• _Available records_
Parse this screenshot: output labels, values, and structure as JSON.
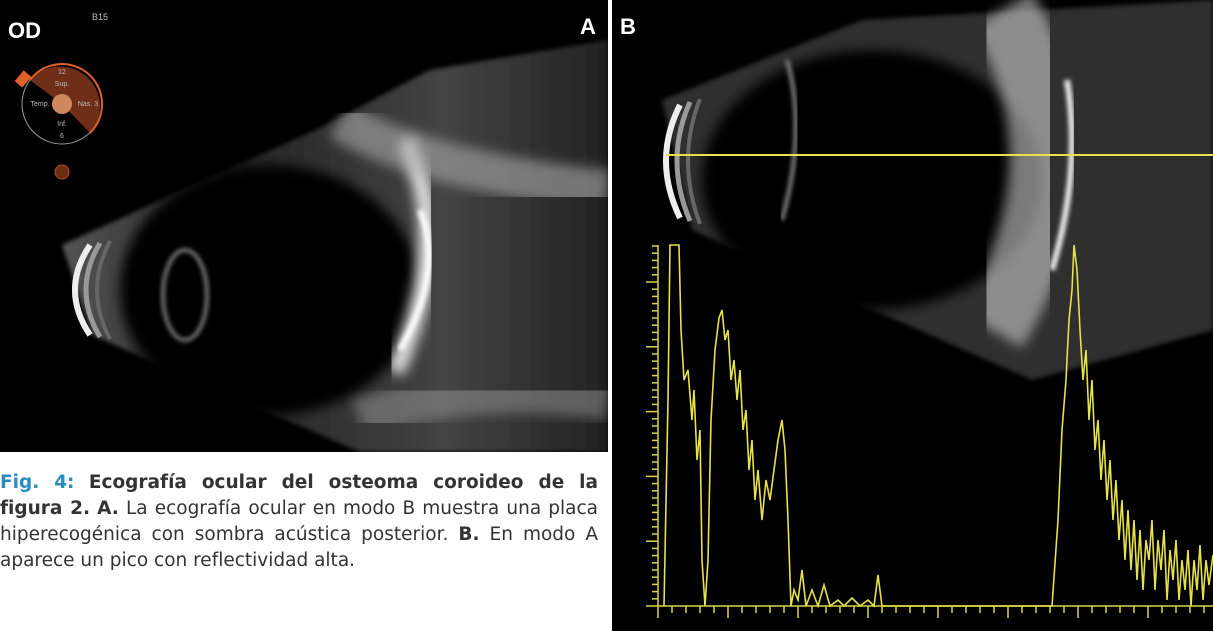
{
  "panel_a": {
    "eye": "OD",
    "code": "B15",
    "letter": "A",
    "clock": {
      "top": "12",
      "sup": "Sup.",
      "temp": "Temp.",
      "nas": "Nas. 3",
      "inf": "Inf.",
      "bottom": "6"
    }
  },
  "panel_b": {
    "letter": "B"
  },
  "caption": {
    "label": "Fig. 4:",
    "title": "Ecografía ocular del osteoma coroideo de la figura 2.",
    "a_label": "A.",
    "a_text": "La ecografía ocular en modo B muestra una placa hiperecogénica con sombra acústica posterior.",
    "b_label": "B.",
    "b_text": "En modo A aparece un pico con reflectividad alta."
  }
}
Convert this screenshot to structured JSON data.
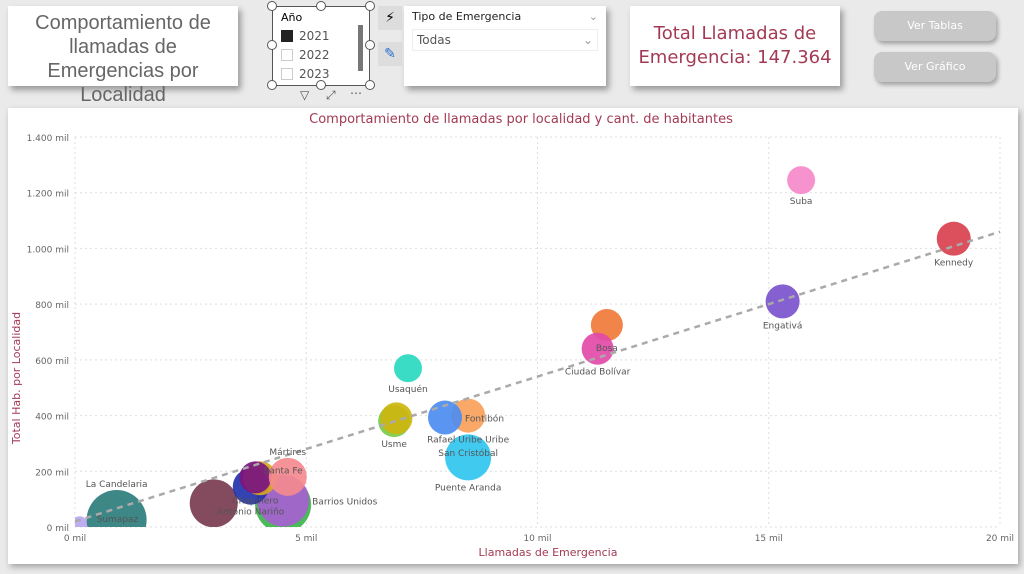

• _Instructions to follow_
Give back the whole listing as it stands, minus its pictures.

• _Solved problem_
Parse this screenshot: output labels, values, and structure as JSON.
{
  "panel_a": {
    "eye": "OD",
    "code": "B15",
    "letter": "A",
    "clock": {
      "top": "12",
      "sup": "Sup.",
      "temp": "Temp.",
      "nas": "Nas. 3",
      "inf": "Inf.",
      "bottom": "6"
    }
  },
  "panel_b": {
    "letter": "B"
  },
  "caption": {
    "label": "Fig. 4:",
    "title": "Ecografía ocular del osteoma coroideo de la figura 2.",
    "a_label": "A.",
    "a_text": "La ecografía ocular en modo B muestra una placa hiperecogénica con sombra acústica posterior.",
    "b_label": "B.",
    "b_text": "En modo A aparece un pico con reflectividad alta."
  }
}
Convert this screenshot to structured JSON data.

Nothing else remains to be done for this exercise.